Your task is to output the data exactly as it stands.

Stored entries
---+---

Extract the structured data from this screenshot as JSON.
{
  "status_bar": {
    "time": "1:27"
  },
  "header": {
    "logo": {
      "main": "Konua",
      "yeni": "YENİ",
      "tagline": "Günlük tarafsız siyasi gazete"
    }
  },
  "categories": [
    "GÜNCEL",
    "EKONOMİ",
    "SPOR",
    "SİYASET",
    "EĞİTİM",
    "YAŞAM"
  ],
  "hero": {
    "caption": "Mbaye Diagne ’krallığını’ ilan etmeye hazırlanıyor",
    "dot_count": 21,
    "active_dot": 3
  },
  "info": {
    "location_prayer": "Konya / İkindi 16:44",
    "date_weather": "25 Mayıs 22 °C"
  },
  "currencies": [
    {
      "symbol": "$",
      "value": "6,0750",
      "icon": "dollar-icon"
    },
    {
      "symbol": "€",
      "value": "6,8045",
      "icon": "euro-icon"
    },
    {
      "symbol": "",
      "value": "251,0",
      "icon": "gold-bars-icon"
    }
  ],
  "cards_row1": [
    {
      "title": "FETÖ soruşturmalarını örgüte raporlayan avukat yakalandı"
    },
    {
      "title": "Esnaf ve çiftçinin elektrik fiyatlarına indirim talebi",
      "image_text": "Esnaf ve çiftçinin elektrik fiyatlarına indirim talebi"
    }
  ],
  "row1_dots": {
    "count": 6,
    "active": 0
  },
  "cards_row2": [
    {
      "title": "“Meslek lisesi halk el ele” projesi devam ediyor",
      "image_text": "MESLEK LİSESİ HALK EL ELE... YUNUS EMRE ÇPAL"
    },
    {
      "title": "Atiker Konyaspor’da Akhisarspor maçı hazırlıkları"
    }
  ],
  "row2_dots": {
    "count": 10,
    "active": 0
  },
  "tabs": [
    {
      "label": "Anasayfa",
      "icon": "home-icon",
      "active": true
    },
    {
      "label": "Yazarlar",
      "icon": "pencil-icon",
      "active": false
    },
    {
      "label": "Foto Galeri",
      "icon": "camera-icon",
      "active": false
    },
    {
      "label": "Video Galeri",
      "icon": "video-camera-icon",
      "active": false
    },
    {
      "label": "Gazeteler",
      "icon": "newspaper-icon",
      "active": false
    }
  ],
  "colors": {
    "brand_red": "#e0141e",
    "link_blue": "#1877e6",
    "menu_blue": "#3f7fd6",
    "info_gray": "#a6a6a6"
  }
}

---+---

→ **TASK ANSWER**:
Extract the structured data from this screenshot as JSON.
{
  "status_bar": {
    "time": "1:27"
  },
  "header": {
    "logo": {
      "main": "Konua",
      "yeni": "YENİ",
      "tagline": "Günlük tarafsız siyasi gazete"
    }
  },
  "categories": [
    "GÜNCEL",
    "EKONOMİ",
    "SPOR",
    "SİYASET",
    "EĞİTİM",
    "YAŞAM"
  ],
  "hero": {
    "caption": "Mbaye Diagne ’krallığını’ ilan etmeye hazırlanıyor",
    "dot_count": 21,
    "active_dot": 3
  },
  "info": {
    "location_prayer": "Konya / İkindi 16:44",
    "date_weather": "25 Mayıs 22 °C"
  },
  "currencies": [
    {
      "symbol": "$",
      "value": "6,0750",
      "icon": "dollar-icon"
    },
    {
      "symbol": "€",
      "value": "6,8045",
      "icon": "euro-icon"
    },
    {
      "symbol": "",
      "value": "251,0",
      "icon": "gold-bars-icon"
    }
  ],
  "cards_row1": [
    {
      "title": "FETÖ soruşturmalarını örgüte raporlayan avukat yakalandı"
    },
    {
      "title": "Esnaf ve çiftçinin elektrik fiyatlarına indirim talebi",
      "image_text": "Esnaf ve çiftçinin elektrik fiyatlarına indirim talebi"
    }
  ],
  "row1_dots": {
    "count": 6,
    "active": 0
  },
  "cards_row2": [
    {
      "title": "“Meslek lisesi halk el ele” projesi devam ediyor",
      "image_text": "MESLEK LİSESİ HALK EL ELE... YUNUS EMRE ÇPAL"
    },
    {
      "title": "Atiker Konyaspor’da Akhisarspor maçı hazırlıkları"
    }
  ],
  "row2_dots": {
    "count": 10,
    "active": 0
  },
  "tabs": [
    {
      "label": "Anasayfa",
      "icon": "home-icon",
      "active": true
    },
    {
      "label": "Yazarlar",
      "icon": "pencil-icon",
      "active": false
    },
    {
      "label": "Foto Galeri",
      "icon": "camera-icon",
      "active": false
    },
    {
      "label": "Video Galeri",
      "icon": "video-camera-icon",
      "active": false
    },
    {
      "label": "Gazeteler",
      "icon": "newspaper-icon",
      "active": false
    }
  ],
  "colors": {
    "brand_red": "#e0141e",
    "link_blue": "#1877e6",
    "menu_blue": "#3f7fd6",
    "info_gray": "#a6a6a6"
  }
}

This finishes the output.